* [To be done]: Every entry below should be printed exactly, without its images.

* [Exercise input]:
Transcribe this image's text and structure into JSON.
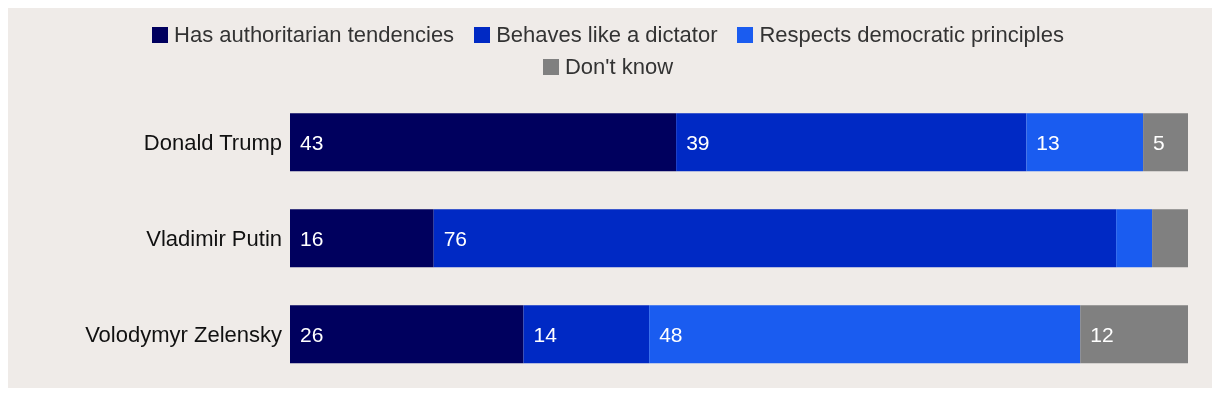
{
  "chart_data": {
    "type": "bar",
    "orientation": "horizontal",
    "stacked": true,
    "categories": [
      "Donald Trump",
      "Vladimir Putin",
      "Volodymyr Zelensky"
    ],
    "series": [
      {
        "name": "Has authoritarian tendencies",
        "color": "#00005e",
        "values": [
          43,
          16,
          26
        ],
        "value_labels": [
          "43",
          "16",
          "26"
        ]
      },
      {
        "name": "Behaves like a dictator",
        "color": "#0029c4",
        "values": [
          39,
          76,
          14
        ],
        "value_labels": [
          "39",
          "76",
          "14"
        ]
      },
      {
        "name": "Respects democratic principles",
        "color": "#1a5cf0",
        "values": [
          13,
          4,
          48
        ],
        "value_labels": [
          "13",
          null,
          "48"
        ]
      },
      {
        "name": "Don't know",
        "color": "#808080",
        "values": [
          5,
          4,
          12
        ],
        "value_labels": [
          "5",
          null,
          "12"
        ]
      }
    ],
    "xlim": [
      0,
      100
    ],
    "tick_labels": "y",
    "legend": "top",
    "grid": false
  }
}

* [Written answer]:
Transcribe this image's text and structure into JSON.
{
  "chart_data": {
    "type": "bar",
    "orientation": "horizontal",
    "stacked": true,
    "categories": [
      "Donald Trump",
      "Vladimir Putin",
      "Volodymyr Zelensky"
    ],
    "series": [
      {
        "name": "Has authoritarian tendencies",
        "color": "#00005e",
        "values": [
          43,
          16,
          26
        ],
        "value_labels": [
          "43",
          "16",
          "26"
        ]
      },
      {
        "name": "Behaves like a dictator",
        "color": "#0029c4",
        "values": [
          39,
          76,
          14
        ],
        "value_labels": [
          "39",
          "76",
          "14"
        ]
      },
      {
        "name": "Respects democratic principles",
        "color": "#1a5cf0",
        "values": [
          13,
          4,
          48
        ],
        "value_labels": [
          "13",
          null,
          "48"
        ]
      },
      {
        "name": "Don't know",
        "color": "#808080",
        "values": [
          5,
          4,
          12
        ],
        "value_labels": [
          "5",
          null,
          "12"
        ]
      }
    ],
    "xlim": [
      0,
      100
    ],
    "tick_labels": "y",
    "legend": "top",
    "grid": false
  }
}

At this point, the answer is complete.